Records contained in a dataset
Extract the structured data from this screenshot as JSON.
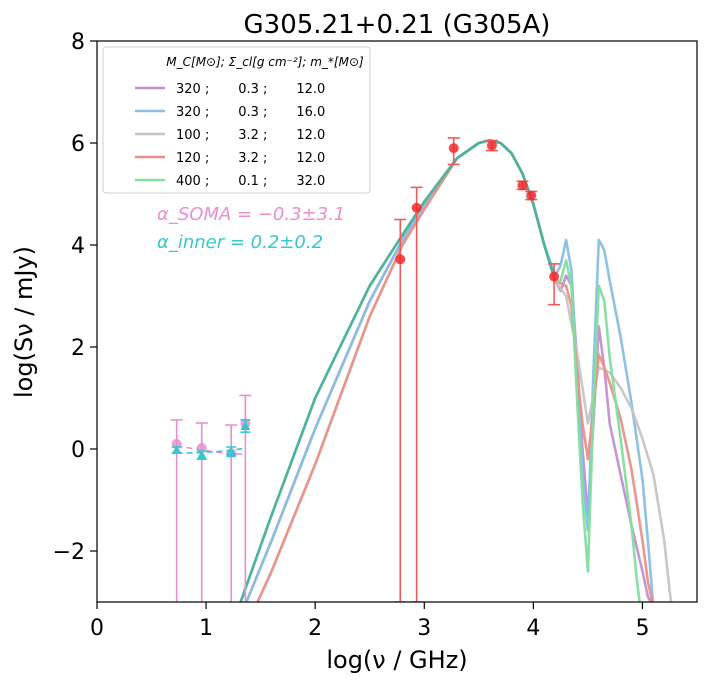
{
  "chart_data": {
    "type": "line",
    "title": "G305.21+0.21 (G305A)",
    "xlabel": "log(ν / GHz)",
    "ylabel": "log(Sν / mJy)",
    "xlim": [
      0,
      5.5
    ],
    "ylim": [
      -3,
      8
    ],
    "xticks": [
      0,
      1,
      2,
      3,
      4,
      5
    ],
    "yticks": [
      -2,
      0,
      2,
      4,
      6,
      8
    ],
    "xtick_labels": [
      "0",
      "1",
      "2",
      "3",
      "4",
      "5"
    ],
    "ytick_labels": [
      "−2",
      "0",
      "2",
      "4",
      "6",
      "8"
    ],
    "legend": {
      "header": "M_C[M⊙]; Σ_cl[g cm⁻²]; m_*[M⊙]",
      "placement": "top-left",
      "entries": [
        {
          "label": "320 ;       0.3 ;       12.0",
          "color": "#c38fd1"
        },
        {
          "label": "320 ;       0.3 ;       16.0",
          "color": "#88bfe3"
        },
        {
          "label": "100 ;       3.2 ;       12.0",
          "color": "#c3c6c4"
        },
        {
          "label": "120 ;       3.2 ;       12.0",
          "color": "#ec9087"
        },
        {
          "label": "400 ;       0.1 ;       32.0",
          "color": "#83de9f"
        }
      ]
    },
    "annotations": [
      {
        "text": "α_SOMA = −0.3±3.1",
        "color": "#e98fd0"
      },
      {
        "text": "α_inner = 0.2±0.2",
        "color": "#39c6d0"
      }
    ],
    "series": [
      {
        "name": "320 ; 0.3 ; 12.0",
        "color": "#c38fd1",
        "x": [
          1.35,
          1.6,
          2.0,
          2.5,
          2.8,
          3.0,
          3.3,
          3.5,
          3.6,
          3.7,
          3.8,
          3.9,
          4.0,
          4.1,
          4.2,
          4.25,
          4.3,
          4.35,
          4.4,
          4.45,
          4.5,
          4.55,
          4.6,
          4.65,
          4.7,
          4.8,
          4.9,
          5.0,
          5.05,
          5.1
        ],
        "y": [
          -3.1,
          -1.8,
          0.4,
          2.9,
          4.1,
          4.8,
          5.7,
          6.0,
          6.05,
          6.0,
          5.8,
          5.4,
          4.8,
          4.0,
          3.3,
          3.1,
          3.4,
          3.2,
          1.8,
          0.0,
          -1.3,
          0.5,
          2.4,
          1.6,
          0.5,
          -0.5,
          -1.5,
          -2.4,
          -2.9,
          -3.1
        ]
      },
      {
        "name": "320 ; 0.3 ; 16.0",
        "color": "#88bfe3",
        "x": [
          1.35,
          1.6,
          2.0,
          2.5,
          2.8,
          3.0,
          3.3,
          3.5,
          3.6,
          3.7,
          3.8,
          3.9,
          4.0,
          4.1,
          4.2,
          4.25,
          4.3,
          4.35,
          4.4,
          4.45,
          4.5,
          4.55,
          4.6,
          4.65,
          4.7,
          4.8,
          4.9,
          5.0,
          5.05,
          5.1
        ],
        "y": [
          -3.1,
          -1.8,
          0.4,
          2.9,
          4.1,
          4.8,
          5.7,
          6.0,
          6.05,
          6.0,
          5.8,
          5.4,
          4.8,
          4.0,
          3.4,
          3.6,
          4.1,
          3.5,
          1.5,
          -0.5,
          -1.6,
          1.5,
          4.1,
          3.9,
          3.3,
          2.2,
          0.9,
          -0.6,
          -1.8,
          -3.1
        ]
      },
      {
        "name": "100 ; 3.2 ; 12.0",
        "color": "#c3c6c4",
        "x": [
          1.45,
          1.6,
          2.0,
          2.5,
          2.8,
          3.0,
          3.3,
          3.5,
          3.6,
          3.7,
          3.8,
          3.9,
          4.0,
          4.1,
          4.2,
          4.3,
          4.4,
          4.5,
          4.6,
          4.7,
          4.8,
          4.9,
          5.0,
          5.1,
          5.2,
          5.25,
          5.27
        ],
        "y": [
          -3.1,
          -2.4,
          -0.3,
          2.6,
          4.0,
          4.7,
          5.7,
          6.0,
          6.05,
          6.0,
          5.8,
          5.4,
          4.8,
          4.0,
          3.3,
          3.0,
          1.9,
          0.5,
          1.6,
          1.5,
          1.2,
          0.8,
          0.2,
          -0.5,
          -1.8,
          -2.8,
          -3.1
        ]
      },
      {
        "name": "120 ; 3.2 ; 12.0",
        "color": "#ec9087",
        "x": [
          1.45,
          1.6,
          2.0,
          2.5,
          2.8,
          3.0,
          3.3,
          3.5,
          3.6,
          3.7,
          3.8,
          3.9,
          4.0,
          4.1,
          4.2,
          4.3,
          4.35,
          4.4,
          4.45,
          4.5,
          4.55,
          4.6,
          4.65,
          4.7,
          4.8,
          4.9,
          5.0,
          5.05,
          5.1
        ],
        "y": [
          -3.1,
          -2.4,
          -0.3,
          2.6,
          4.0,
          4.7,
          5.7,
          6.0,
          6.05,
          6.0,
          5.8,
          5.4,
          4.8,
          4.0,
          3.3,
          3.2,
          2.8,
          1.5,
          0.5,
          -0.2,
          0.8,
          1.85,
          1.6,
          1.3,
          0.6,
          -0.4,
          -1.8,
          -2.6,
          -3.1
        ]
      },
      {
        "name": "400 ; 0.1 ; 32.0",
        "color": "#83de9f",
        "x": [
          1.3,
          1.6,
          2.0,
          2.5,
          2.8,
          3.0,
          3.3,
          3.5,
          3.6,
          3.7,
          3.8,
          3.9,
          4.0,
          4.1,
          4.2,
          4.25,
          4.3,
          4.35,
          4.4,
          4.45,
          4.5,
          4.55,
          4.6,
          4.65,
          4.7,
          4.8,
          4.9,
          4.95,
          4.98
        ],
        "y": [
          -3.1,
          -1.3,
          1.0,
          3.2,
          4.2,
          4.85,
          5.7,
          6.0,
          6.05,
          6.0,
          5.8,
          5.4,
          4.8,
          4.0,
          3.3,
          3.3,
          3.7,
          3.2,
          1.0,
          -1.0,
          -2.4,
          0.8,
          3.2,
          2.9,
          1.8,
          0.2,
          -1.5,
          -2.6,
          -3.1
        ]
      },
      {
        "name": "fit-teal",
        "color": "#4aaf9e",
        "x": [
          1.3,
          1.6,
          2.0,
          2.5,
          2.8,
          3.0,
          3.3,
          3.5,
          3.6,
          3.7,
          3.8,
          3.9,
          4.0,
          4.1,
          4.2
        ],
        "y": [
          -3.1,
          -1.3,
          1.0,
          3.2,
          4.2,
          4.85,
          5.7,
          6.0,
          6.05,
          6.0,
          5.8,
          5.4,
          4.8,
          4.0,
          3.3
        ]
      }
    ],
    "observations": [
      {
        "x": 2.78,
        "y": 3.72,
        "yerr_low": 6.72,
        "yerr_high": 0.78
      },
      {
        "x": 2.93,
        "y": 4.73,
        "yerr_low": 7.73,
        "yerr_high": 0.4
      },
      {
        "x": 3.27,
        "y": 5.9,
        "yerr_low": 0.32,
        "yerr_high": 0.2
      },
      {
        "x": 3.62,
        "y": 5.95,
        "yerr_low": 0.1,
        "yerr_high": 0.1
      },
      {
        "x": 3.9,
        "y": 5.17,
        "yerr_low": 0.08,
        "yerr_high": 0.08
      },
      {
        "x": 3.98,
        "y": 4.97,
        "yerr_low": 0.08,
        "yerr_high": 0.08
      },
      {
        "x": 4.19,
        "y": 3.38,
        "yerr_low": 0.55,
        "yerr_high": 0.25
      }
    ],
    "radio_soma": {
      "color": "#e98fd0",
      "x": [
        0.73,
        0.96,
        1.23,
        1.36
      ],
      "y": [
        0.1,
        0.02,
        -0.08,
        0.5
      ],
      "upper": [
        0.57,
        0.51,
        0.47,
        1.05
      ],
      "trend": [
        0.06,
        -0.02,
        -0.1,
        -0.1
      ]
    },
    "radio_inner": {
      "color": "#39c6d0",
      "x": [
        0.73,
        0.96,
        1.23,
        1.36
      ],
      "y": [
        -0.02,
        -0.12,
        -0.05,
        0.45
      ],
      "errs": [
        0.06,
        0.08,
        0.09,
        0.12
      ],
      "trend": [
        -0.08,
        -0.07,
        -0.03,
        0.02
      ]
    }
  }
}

# OBJECTIVE
Going through the data, tally the lines containing "name" and report only the result.

# RESPONSE BELOW
6